§ ROWS:
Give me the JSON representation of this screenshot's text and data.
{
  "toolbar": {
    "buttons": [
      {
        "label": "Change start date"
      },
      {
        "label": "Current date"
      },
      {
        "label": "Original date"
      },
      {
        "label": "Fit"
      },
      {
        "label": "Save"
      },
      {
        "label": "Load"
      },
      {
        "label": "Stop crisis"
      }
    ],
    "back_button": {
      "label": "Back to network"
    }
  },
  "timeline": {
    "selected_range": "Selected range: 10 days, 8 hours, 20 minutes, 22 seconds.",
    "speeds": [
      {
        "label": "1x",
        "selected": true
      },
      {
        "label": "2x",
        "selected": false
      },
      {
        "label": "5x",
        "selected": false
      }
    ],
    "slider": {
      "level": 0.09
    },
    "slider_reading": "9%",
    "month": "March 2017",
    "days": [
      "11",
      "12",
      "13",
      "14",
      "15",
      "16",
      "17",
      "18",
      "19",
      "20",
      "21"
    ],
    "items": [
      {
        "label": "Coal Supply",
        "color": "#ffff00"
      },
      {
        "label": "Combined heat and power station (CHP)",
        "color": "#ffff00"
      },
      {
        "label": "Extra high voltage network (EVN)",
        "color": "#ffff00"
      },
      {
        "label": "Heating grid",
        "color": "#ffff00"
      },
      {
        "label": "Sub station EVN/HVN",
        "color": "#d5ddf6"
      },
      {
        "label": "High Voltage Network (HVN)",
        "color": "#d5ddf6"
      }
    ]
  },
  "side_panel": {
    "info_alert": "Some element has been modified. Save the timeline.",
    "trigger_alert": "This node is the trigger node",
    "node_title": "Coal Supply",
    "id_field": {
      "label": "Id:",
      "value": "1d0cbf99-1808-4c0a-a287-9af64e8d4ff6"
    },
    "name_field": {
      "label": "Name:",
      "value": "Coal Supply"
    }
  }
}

§ WRITTEN INSTRUCTION:
Go through the listing above and work out how many lines contain the string "Supply". Reply with the number alone.

§ RESULT FOR THIS TASK:
3